*Available records*.
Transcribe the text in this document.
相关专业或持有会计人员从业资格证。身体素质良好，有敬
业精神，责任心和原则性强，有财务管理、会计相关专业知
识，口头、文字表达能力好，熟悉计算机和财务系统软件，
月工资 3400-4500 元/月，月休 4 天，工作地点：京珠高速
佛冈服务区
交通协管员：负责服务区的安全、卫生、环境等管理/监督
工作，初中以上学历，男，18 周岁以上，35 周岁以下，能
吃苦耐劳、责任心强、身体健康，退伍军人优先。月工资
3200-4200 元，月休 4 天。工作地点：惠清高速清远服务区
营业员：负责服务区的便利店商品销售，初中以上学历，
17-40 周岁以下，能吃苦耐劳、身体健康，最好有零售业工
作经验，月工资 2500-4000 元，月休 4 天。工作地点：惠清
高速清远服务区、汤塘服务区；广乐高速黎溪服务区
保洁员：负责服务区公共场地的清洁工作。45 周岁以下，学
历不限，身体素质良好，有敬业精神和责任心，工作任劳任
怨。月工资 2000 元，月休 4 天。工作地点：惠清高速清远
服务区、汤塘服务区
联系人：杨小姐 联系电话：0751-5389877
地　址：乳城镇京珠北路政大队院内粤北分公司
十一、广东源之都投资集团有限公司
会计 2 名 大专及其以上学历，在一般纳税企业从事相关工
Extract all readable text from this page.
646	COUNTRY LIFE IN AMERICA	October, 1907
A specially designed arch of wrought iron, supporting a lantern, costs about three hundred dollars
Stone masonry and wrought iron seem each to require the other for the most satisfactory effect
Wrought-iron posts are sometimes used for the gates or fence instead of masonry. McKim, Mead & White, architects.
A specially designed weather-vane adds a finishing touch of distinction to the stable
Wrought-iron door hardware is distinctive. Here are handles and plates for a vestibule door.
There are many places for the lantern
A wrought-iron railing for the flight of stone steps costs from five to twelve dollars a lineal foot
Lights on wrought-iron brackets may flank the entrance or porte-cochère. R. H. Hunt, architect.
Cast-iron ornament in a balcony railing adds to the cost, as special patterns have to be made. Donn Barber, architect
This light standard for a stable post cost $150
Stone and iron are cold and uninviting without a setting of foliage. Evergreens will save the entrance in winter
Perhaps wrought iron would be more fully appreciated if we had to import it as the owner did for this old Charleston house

*What the task asks*. From the entries above, copy every line where the word "初中以上学历" shows up.

*Response*.
工作，初中以上学历，男，18 周岁以上，35 周岁以下，能
营业员：负责服务区的便利店商品销售，初中以上学历，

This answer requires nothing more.